TO BE DONE:
Take the line containing "Convert this screenshot" and all lines after it to the end of the records, and output them exactly.

[Collected data entries]
---*---

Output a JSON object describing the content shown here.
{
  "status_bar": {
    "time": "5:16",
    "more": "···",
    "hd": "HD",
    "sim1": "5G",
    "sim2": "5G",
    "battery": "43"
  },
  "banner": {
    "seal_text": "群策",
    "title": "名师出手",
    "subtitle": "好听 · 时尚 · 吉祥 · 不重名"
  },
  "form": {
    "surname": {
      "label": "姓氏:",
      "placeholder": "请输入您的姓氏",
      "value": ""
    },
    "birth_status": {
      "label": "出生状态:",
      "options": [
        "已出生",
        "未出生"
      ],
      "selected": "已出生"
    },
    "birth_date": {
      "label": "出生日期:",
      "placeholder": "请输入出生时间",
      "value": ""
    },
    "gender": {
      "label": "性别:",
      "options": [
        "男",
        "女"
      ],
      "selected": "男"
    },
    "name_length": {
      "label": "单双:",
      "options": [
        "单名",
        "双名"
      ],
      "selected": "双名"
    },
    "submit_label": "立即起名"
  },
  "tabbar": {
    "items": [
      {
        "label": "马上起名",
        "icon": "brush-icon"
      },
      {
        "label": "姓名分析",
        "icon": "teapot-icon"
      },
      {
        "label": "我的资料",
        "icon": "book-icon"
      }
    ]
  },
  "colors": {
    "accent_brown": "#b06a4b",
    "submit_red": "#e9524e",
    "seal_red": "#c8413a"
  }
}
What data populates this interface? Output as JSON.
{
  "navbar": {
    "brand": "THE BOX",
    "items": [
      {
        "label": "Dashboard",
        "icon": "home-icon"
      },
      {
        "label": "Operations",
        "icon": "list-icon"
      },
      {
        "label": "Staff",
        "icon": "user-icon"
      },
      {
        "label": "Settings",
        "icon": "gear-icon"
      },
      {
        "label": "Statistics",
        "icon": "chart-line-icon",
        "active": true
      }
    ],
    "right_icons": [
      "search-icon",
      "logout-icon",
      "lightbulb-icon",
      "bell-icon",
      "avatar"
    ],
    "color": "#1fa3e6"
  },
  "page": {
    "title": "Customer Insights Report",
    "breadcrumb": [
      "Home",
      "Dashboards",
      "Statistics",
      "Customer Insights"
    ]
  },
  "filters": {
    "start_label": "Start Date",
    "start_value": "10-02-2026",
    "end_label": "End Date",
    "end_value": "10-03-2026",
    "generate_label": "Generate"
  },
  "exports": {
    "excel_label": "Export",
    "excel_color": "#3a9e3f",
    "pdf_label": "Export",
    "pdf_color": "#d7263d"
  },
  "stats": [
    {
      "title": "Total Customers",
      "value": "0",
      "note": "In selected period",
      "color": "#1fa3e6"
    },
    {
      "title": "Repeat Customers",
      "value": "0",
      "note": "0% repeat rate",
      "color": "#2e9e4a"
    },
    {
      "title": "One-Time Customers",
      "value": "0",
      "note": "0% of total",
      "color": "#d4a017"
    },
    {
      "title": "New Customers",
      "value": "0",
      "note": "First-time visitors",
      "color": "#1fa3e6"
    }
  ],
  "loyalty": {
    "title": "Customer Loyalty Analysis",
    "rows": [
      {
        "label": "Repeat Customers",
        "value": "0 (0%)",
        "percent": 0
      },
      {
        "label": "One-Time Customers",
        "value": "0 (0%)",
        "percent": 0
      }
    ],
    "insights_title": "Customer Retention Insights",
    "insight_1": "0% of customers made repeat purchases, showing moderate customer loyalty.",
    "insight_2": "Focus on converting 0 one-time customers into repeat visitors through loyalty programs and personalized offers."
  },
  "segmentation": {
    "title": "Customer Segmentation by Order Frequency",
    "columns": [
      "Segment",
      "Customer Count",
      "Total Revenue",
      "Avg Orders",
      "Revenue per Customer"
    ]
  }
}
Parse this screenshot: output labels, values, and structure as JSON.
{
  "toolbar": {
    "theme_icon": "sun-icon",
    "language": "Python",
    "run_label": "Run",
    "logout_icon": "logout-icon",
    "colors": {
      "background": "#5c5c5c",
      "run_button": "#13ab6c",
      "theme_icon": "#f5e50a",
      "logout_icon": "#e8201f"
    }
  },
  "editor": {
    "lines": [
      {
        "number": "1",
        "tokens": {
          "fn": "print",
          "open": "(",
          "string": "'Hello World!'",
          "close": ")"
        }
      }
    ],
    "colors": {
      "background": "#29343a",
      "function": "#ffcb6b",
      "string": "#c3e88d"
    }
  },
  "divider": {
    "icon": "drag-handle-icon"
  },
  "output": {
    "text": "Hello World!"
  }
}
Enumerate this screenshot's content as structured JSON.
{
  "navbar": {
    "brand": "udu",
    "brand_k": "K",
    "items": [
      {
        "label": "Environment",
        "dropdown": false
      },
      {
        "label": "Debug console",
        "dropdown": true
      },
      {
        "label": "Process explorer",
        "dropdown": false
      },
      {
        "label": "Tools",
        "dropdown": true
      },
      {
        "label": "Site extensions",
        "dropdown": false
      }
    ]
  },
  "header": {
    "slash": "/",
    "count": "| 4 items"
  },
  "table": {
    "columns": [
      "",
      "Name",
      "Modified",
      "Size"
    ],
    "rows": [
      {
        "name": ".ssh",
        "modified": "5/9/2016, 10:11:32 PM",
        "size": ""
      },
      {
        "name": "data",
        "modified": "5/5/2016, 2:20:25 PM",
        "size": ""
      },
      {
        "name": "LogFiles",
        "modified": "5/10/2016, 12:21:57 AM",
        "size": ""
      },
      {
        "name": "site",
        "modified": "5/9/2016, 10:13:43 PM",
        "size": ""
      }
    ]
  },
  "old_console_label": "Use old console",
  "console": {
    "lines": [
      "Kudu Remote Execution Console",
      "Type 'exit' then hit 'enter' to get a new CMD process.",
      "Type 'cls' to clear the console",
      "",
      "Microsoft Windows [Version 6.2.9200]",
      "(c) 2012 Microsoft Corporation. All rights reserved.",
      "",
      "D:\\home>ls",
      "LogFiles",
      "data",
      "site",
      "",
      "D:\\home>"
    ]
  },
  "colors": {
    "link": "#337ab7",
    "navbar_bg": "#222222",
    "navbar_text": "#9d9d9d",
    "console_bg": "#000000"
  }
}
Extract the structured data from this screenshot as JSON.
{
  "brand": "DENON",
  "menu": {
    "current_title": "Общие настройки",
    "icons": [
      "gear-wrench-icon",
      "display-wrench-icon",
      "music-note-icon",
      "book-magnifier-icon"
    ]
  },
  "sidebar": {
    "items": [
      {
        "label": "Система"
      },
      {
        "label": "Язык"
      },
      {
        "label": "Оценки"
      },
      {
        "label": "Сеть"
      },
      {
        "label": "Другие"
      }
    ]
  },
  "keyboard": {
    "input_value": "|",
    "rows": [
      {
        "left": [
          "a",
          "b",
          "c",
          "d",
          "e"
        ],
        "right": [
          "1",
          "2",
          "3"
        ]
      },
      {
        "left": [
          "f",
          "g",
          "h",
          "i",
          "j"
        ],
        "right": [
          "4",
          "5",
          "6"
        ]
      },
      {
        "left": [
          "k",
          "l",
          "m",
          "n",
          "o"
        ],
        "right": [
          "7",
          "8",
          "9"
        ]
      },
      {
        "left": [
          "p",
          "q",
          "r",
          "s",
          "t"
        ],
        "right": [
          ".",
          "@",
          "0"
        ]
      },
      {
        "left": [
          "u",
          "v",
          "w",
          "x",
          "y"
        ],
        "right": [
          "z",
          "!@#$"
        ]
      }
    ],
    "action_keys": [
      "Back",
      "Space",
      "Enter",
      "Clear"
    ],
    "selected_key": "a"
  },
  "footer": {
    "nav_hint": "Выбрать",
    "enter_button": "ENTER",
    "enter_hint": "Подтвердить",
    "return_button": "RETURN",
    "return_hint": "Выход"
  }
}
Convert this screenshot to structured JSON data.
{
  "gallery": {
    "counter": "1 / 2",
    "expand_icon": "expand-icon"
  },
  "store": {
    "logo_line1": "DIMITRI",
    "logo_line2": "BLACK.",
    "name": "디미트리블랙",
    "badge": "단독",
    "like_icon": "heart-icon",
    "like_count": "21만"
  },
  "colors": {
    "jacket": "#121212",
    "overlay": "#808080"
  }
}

---*---

OUTPUT BELOW:
Convert this screenshot to structured JSON data.
{
  "gallery": {
    "counter": "1 / 2",
    "expand_icon": "expand-icon"
  },
  "store": {
    "logo_line1": "DIMITRI",
    "logo_line2": "BLACK.",
    "name": "디미트리블랙",
    "badge": "단독",
    "like_icon": "heart-icon",
    "like_count": "21만"
  },
  "colors": {
    "jacket": "#121212",
    "overlay": "#808080"
  }
}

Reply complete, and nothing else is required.